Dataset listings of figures
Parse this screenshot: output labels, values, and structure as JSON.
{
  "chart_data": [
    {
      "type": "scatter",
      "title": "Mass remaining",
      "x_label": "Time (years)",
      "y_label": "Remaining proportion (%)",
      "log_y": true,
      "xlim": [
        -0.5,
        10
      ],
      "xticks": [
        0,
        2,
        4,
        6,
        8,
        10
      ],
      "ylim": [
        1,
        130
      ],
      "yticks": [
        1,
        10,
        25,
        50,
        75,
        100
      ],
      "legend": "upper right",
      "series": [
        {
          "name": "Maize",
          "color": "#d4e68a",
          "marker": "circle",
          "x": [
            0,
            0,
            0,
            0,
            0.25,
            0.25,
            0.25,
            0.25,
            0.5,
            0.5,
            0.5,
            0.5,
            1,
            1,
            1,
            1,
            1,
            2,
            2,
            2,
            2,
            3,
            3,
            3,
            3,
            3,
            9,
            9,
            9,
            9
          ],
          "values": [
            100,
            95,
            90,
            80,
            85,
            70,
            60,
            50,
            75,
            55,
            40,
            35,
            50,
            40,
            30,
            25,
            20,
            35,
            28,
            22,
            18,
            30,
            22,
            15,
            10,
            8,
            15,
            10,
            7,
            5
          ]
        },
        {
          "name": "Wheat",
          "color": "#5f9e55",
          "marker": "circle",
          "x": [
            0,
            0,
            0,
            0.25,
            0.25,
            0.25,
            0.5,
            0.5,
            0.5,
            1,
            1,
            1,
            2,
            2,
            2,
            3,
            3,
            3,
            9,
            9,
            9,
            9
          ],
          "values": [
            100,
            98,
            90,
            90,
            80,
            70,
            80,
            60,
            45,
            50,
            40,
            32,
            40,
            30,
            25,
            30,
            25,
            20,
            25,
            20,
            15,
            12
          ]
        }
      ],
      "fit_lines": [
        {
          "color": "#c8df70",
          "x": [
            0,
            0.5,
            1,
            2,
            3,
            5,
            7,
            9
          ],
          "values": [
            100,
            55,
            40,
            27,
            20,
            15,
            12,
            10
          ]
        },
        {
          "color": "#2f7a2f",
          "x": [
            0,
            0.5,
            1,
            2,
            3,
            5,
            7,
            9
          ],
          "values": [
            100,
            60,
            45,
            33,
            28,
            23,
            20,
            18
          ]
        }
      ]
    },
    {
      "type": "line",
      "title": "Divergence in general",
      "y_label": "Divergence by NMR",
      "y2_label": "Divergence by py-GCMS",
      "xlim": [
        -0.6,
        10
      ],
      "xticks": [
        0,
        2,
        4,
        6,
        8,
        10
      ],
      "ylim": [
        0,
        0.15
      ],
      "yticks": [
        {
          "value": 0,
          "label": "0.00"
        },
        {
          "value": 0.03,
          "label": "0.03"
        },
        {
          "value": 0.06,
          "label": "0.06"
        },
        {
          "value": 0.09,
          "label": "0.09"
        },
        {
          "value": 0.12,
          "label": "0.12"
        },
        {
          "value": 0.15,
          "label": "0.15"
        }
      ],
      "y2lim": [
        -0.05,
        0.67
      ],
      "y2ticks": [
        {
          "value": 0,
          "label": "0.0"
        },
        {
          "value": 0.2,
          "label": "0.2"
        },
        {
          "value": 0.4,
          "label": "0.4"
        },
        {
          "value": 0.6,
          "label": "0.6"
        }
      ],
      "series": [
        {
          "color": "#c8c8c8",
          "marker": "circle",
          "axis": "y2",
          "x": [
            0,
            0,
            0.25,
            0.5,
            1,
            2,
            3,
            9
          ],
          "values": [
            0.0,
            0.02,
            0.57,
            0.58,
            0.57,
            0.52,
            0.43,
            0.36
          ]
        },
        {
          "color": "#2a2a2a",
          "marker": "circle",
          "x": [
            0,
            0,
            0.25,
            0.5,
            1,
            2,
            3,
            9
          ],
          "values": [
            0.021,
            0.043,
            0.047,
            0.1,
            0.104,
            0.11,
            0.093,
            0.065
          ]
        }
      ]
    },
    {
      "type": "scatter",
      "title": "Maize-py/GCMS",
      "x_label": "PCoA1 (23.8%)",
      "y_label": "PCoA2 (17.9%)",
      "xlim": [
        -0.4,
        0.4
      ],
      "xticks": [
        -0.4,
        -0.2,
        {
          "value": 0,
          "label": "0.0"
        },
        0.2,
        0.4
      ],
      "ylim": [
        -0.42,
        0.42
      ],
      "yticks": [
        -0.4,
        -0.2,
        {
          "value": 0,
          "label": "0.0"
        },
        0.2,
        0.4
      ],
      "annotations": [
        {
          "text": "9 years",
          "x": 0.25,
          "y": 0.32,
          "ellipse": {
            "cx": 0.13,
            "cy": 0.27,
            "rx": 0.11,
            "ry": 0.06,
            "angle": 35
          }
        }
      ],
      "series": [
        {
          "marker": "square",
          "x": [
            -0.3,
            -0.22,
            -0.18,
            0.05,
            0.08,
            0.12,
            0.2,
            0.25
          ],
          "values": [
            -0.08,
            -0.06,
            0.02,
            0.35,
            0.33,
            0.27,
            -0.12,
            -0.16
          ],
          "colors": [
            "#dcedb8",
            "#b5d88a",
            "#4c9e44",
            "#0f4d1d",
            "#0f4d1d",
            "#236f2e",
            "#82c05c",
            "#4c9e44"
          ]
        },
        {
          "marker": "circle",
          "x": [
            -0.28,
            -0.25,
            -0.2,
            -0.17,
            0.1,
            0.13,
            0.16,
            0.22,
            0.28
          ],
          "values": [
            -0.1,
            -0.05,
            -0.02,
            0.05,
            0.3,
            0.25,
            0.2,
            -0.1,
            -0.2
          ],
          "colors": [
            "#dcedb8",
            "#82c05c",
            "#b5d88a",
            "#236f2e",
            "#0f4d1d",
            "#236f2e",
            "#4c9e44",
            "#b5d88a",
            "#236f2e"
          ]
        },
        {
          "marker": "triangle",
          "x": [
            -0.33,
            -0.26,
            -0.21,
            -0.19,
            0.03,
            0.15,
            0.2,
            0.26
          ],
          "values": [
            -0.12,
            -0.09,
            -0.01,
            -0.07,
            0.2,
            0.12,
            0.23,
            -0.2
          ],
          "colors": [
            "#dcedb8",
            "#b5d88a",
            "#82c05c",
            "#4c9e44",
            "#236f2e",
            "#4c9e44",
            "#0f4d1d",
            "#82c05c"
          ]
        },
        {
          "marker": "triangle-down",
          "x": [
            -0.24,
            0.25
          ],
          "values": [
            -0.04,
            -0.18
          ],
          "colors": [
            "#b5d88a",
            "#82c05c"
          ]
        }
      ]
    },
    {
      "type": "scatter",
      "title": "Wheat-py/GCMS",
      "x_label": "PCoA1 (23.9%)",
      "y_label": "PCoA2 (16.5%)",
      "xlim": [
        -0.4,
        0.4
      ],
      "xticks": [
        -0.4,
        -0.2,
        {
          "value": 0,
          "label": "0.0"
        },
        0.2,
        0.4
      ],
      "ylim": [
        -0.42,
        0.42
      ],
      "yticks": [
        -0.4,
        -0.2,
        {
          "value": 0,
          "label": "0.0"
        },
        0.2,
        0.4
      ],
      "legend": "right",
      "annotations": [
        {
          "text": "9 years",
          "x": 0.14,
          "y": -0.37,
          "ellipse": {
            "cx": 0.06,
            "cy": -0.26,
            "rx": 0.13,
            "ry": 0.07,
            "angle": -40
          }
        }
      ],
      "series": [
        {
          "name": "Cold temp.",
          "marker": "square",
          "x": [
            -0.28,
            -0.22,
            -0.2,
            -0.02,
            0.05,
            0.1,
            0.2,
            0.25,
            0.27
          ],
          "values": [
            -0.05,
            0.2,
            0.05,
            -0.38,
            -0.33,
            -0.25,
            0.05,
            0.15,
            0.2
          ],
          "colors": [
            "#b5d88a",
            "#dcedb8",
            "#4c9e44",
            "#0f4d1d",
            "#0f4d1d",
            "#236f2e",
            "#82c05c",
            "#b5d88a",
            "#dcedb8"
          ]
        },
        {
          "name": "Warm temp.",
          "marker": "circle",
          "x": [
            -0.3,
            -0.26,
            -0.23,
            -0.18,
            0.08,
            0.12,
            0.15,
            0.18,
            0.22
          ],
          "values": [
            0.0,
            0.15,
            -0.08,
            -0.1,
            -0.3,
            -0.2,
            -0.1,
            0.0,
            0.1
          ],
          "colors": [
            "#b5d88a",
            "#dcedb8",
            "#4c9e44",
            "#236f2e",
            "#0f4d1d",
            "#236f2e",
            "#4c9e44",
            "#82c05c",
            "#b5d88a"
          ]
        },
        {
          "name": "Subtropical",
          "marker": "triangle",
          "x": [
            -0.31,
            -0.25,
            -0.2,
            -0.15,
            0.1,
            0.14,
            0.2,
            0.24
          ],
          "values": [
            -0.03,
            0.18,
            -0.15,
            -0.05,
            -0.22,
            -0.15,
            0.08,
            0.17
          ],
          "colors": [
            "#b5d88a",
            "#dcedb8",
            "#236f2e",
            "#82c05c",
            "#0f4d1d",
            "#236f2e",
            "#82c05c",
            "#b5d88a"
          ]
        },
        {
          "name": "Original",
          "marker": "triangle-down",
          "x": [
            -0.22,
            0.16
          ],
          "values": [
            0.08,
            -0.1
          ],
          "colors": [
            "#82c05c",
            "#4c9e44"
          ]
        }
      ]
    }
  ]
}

Challenge.
Give only the number of lines in the entries above that hold the string "name".

Task result.
6